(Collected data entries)

==*==

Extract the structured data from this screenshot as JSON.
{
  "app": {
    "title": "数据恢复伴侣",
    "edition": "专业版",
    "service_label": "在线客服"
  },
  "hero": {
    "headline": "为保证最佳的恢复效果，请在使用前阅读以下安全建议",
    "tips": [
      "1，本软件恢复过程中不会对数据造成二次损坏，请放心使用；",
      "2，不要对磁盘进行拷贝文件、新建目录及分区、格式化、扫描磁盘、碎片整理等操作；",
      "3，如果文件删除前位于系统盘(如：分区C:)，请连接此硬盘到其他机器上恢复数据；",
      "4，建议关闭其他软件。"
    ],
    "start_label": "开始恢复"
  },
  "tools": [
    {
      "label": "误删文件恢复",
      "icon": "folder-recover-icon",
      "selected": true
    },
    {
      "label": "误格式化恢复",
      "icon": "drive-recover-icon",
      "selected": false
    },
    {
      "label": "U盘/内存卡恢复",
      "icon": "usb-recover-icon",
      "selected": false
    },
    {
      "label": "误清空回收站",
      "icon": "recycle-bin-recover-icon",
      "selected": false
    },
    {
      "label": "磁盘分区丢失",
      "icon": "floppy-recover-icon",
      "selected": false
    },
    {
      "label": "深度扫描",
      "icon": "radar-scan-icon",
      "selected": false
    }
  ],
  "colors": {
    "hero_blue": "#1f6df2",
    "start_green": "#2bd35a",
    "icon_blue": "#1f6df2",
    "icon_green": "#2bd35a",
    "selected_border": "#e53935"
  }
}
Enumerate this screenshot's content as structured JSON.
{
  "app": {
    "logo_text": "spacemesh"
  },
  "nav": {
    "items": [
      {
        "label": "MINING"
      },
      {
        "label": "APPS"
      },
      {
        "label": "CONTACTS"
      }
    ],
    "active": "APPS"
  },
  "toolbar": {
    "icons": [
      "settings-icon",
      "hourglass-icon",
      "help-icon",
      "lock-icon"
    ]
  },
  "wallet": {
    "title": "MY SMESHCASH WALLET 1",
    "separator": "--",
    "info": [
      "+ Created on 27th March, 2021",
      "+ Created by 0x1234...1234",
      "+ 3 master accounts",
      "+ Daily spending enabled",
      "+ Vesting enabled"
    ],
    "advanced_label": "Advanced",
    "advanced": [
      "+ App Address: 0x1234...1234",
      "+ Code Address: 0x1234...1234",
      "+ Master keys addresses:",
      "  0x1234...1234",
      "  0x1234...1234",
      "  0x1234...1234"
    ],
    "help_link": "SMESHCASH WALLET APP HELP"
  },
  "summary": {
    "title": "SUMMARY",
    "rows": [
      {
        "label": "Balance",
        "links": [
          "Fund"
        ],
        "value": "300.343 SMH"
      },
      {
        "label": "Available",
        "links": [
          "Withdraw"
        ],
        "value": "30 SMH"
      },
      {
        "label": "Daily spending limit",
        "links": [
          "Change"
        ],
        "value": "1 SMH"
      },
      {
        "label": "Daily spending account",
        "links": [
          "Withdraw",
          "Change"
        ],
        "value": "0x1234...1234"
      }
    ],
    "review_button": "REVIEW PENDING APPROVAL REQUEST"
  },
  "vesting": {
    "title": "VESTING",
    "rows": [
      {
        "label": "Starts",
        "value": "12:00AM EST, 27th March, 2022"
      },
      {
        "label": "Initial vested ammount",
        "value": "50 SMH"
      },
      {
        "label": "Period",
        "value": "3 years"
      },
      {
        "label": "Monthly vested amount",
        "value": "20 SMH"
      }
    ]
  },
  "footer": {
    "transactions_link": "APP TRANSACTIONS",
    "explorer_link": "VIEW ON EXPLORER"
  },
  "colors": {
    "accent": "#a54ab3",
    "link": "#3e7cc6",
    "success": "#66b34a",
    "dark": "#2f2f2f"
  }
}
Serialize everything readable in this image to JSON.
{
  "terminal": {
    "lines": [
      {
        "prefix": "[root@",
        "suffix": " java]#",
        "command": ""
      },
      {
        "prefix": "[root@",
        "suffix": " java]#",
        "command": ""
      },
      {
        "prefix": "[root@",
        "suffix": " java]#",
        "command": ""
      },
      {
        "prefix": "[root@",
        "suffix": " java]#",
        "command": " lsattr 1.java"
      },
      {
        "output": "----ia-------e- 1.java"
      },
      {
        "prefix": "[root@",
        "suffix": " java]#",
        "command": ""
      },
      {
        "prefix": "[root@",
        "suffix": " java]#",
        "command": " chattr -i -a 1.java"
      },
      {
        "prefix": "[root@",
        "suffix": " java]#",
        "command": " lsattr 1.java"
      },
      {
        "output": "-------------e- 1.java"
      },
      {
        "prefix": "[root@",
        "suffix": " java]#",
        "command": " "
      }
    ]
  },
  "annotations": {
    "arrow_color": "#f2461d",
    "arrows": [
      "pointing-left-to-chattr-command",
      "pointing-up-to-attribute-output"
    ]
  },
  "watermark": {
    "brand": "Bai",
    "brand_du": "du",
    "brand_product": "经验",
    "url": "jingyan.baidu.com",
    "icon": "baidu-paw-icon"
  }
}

==*==

Reply with the number of lines in the material above that contain "vested", and nothing more.

2